• _STATED EXERCISE_: Please find all lines in the data that hold the string "JSON" and copy them.

• _RECORDS FOR THIS TASK_:

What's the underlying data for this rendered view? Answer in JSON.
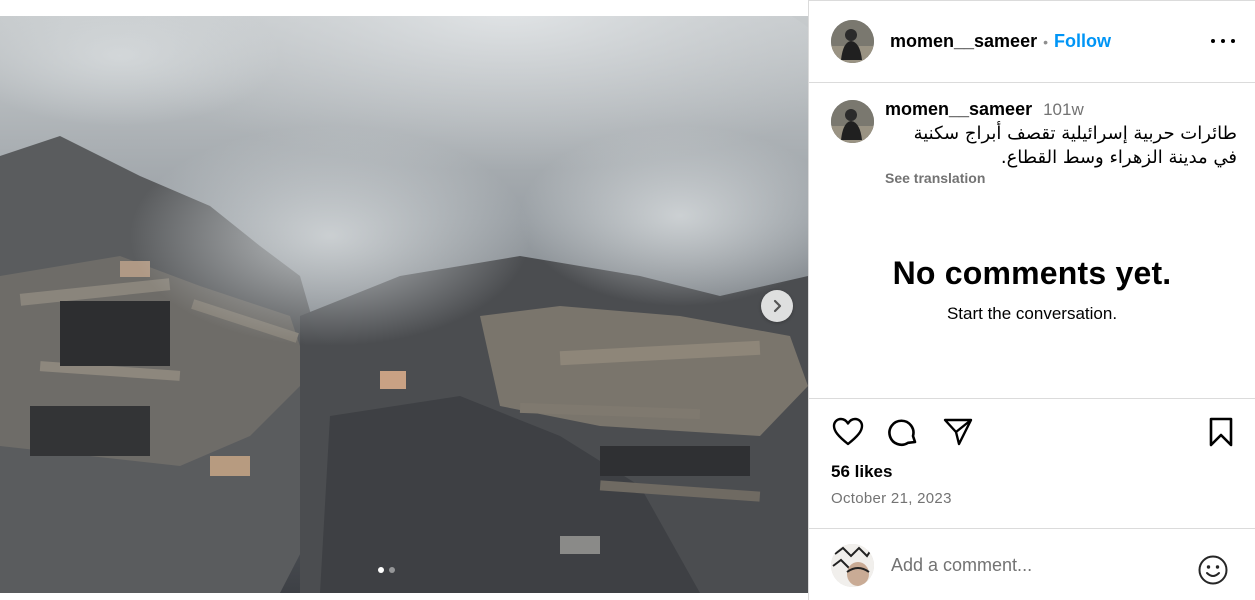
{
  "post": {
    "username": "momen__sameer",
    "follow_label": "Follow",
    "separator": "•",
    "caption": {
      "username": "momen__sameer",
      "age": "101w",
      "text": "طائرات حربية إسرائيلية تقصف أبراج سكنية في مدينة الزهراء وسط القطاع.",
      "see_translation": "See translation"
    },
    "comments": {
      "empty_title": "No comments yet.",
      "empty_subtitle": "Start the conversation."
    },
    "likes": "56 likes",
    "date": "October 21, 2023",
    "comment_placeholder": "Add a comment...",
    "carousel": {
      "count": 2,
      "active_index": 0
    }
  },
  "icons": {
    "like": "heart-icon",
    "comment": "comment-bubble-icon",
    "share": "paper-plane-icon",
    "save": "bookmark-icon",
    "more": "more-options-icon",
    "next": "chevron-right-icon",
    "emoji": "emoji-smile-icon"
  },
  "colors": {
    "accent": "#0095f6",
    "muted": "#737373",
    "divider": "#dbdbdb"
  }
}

--

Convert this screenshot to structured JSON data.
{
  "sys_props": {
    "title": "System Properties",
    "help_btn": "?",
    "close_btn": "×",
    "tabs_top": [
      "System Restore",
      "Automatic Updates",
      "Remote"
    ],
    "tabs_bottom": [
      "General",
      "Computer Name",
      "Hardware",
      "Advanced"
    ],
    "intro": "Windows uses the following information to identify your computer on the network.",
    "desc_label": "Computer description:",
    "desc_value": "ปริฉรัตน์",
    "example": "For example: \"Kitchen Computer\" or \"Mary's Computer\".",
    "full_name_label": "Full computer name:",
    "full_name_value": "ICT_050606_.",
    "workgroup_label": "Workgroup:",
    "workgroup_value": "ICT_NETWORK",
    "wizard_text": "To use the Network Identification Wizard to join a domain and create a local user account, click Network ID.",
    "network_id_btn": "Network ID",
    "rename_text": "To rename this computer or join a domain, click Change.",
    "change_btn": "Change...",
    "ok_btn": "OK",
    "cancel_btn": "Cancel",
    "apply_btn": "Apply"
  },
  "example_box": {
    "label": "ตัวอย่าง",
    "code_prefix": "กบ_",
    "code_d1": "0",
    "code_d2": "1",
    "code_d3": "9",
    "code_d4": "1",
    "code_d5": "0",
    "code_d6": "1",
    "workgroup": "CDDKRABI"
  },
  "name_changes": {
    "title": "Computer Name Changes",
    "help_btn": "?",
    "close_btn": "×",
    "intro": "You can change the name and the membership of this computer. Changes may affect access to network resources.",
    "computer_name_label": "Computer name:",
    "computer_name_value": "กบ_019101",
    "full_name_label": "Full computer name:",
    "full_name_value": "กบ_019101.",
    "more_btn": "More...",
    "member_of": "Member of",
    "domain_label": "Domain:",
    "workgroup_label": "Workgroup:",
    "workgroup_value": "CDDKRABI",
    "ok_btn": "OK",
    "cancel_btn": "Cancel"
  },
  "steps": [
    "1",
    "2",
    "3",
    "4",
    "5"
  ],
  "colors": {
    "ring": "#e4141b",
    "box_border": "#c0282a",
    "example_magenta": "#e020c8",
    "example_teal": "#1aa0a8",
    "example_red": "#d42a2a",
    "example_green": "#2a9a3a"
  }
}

...

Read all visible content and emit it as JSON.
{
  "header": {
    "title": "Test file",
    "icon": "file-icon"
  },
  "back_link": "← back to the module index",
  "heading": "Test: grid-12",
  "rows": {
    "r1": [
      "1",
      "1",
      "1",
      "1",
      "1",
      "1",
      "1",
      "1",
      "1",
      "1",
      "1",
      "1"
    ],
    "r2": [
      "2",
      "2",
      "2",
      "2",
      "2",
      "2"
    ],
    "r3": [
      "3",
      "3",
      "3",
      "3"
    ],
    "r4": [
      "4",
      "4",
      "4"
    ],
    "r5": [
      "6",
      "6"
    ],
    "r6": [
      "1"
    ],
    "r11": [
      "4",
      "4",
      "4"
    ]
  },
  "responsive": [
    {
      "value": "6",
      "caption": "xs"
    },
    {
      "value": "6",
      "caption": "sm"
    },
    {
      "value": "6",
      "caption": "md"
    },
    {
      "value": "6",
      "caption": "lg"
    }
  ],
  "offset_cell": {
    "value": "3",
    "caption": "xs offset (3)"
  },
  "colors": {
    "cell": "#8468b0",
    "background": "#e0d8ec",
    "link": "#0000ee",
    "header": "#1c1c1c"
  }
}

• _ANSWER FOR THIS EXERCISE_:
What's the underlying data for this rendered view? Answer in JSON.
Convert this screenshot to structured JSON data.
Read all visible content and emit it as JSON.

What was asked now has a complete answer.